Records for this exercise:

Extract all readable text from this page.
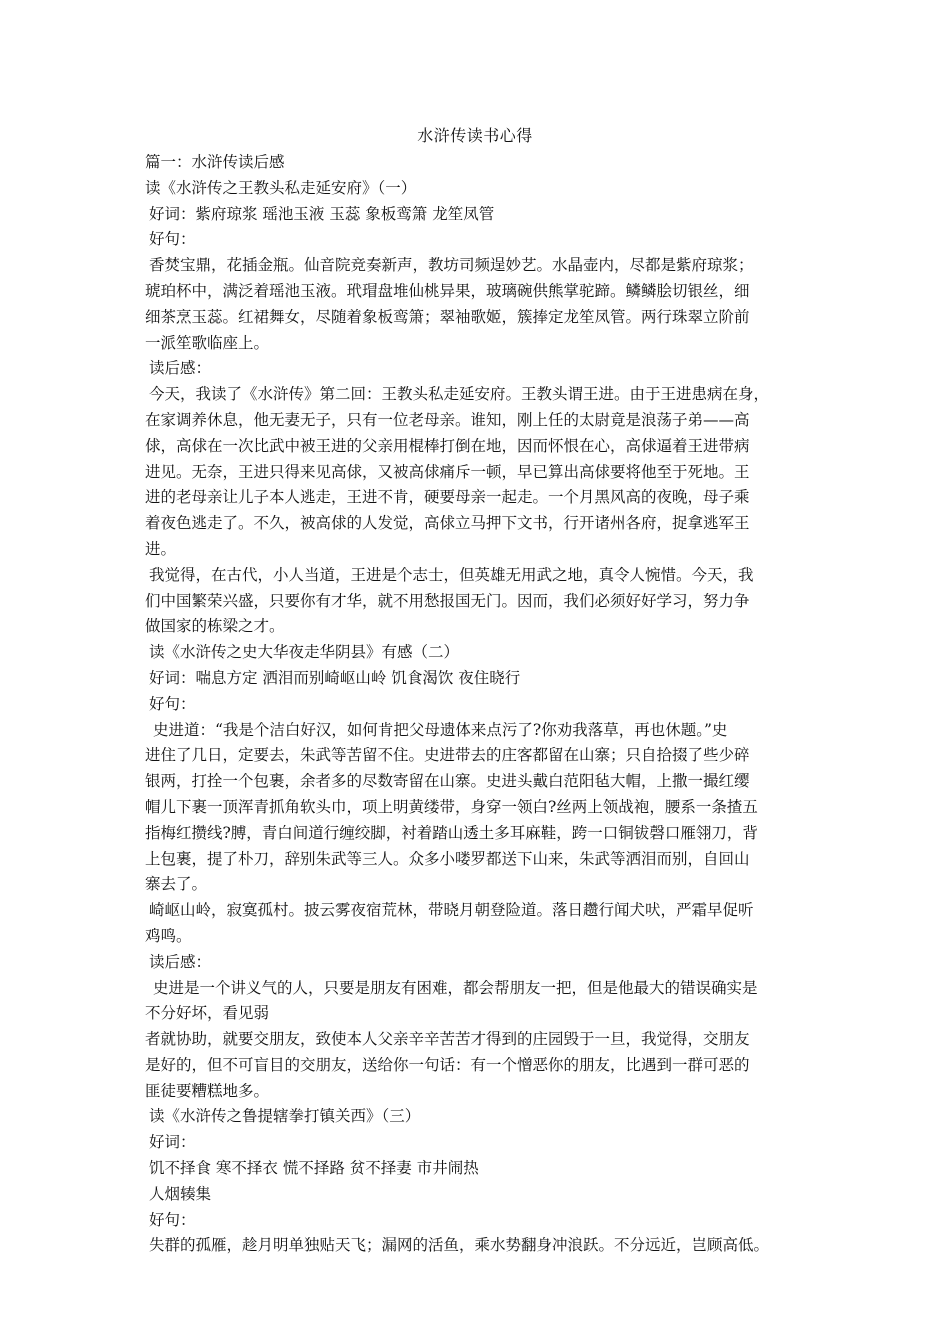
水浒传读书心得
篇一：水浒传读后感
读《水浒传之王教头私走延安府》（一）
好词：紫府琼浆 瑶池玉液 玉蕊 象板鸾箫 龙笙凤管
好句：
香焚宝鼎，花插金瓶。仙音院竞奏新声，教坊司频逞妙艺。水晶壶内，尽都是紫府琼浆；
琥珀杯中，满泛着瑶池玉液。玳瑁盘堆仙桃异果，玻璃碗供熊掌驼蹄。鳞鳞脍切银丝，细
细茶烹玉蕊。红裙舞女，尽随着象板鸾箫；翠袖歌姬，簇捧定龙笙凤管。两行珠翠立阶前
一派笙歌临座上。
读后感：
今天，我读了《水浒传》第二回：王教头私走延安府。王教头谓王进。由于王进患病在身，
在家调养休息，他无妻无子，只有一位老母亲。谁知，刚上任的太尉竟是浪荡子弟——高
俅，高俅在一次比武中被王进的父亲用棍棒打倒在地，因而怀恨在心，高俅逼着王进带病
进见。无奈，王进只得来见高俅，又被高俅痛斥一顿，早已算出高俅要将他至于死地。王
进的老母亲让儿子本人逃走，王进不肯，硬要母亲一起走。一个月黑风高的夜晚，母子乘
着夜色逃走了。不久，被高俅的人发觉，高俅立马押下文书，行开诸州各府，捉拿逃军王
进。
我觉得，在古代，小人当道，王进是个志士，但英雄无用武之地，真令人惋惜。今天，我
们中国繁荣兴盛，只要你有才华，就不用愁报国无门。因而，我们必须好好学习，努力争
做国家的栋梁之才。
读《水浒传之史大华夜走华阴县》有感（二）
好词：喘息方定 洒泪而别崎岖山岭 饥食渴饮 夜住晓行
好句：
史进道：“我是个洁白好汉，如何肯把父母遗体来点污了?你劝我落草，再也休题。”史
进住了几日，定要去，朱武等苦留不住。史进带去的庄客都留在山寨；只自拾掇了些少碎
银两，打拴一个包裹，余者多的尽数寄留在山寨。史进头戴白范阳毡大帽，上撒一撮红缨
帽儿下裹一顶浑青抓角软头巾，项上明黄缕带，身穿一领白?丝两上领战袍，腰系一条揸五
指梅红攒线?膊，青白间道行缠绞脚，衬着踏山透土多耳麻鞋，跨一口铜钹磬口雁翎刀，背
上包裹，提了朴刀，辞别朱武等三人。众多小喽罗都送下山来，朱武等洒泪而别，自回山
寨去了。
崎岖山岭，寂寞孤村。披云雾夜宿荒林，带晓月朝登险道。落日趱行闻犬吠，严霜早促听
鸡鸣。
读后感：
史进是一个讲义气的人，只要是朋友有困难，都会帮朋友一把，但是他最大的错误确实是
不分好坏，看见弱
者就协助，就要交朋友，致使本人父亲辛辛苦苦才得到的庄园毁于一旦，我觉得，交朋友
是好的，但不可盲目的交朋友，送给你一句话：有一个憎恶你的朋友，比遇到一群可恶的
匪徒要糟糕地多。
读《水浒传之鲁提辖拳打镇关西》（三）
好词：
饥不择食 寒不择衣 慌不择路 贫不择妻 市井闹热
人烟辏集
好句：
失群的孤雁，趁月明单独贴天飞；漏网的活鱼，乘水势翻身冲浪跃。不分远近，岂顾高低。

Aim:
Set down all the data again exactly as above, pictures excluded.

The completed task:
Extract all readable text from this page.
水浒传读书心得
篇一：水浒传读后感
读《水浒传之王教头私走延安府》（一）
好词：紫府琼浆 瑶池玉液 玉蕊 象板鸾箫 龙笙凤管
好句：
香焚宝鼎，花插金瓶。仙音院竞奏新声，教坊司频逞妙艺。水晶壶内，尽都是紫府琼浆；
琥珀杯中，满泛着瑶池玉液。玳瑁盘堆仙桃异果，玻璃碗供熊掌驼蹄。鳞鳞脍切银丝，细
细茶烹玉蕊。红裙舞女，尽随着象板鸾箫；翠袖歌姬，簇捧定龙笙凤管。两行珠翠立阶前
一派笙歌临座上。
读后感：
今天，我读了《水浒传》第二回：王教头私走延安府。王教头谓王进。由于王进患病在身，
在家调养休息，他无妻无子，只有一位老母亲。谁知，刚上任的太尉竟是浪荡子弟——高
俅，高俅在一次比武中被王进的父亲用棍棒打倒在地，因而怀恨在心，高俅逼着王进带病
进见。无奈，王进只得来见高俅，又被高俅痛斥一顿，早已算出高俅要将他至于死地。王
进的老母亲让儿子本人逃走，王进不肯，硬要母亲一起走。一个月黑风高的夜晚，母子乘
着夜色逃走了。不久，被高俅的人发觉，高俅立马押下文书，行开诸州各府，捉拿逃军王
进。
我觉得，在古代，小人当道，王进是个志士，但英雄无用武之地，真令人惋惜。今天，我
们中国繁荣兴盛，只要你有才华，就不用愁报国无门。因而，我们必须好好学习，努力争
做国家的栋梁之才。
读《水浒传之史大华夜走华阴县》有感（二）
好词：喘息方定 洒泪而别崎岖山岭 饥食渴饮 夜住晓行
好句：
史进道：“我是个洁白好汉，如何肯把父母遗体来点污了?你劝我落草，再也休题。”史
进住了几日，定要去，朱武等苦留不住。史进带去的庄客都留在山寨；只自拾掇了些少碎
银两，打拴一个包裹，余者多的尽数寄留在山寨。史进头戴白范阳毡大帽，上撒一撮红缨
帽儿下裹一顶浑青抓角软头巾，项上明黄缕带，身穿一领白?丝两上领战袍，腰系一条揸五
指梅红攒线?膊，青白间道行缠绞脚，衬着踏山透土多耳麻鞋，跨一口铜钹磬口雁翎刀，背
上包裹，提了朴刀，辞别朱武等三人。众多小喽罗都送下山来，朱武等洒泪而别，自回山
寨去了。
崎岖山岭，寂寞孤村。披云雾夜宿荒林，带晓月朝登险道。落日趱行闻犬吠，严霜早促听
鸡鸣。
读后感：
史进是一个讲义气的人，只要是朋友有困难，都会帮朋友一把，但是他最大的错误确实是
不分好坏，看见弱
者就协助，就要交朋友，致使本人父亲辛辛苦苦才得到的庄园毁于一旦，我觉得，交朋友
是好的，但不可盲目的交朋友，送给你一句话：有一个憎恶你的朋友，比遇到一群可恶的
匪徒要糟糕地多。
读《水浒传之鲁提辖拳打镇关西》（三）
好词：
饥不择食 寒不择衣 慌不择路 贫不择妻 市井闹热
人烟辏集
好句：
失群的孤雁，趁月明单独贴天飞；漏网的活鱼，乘水势翻身冲浪跃。不分远近，岂顾高低。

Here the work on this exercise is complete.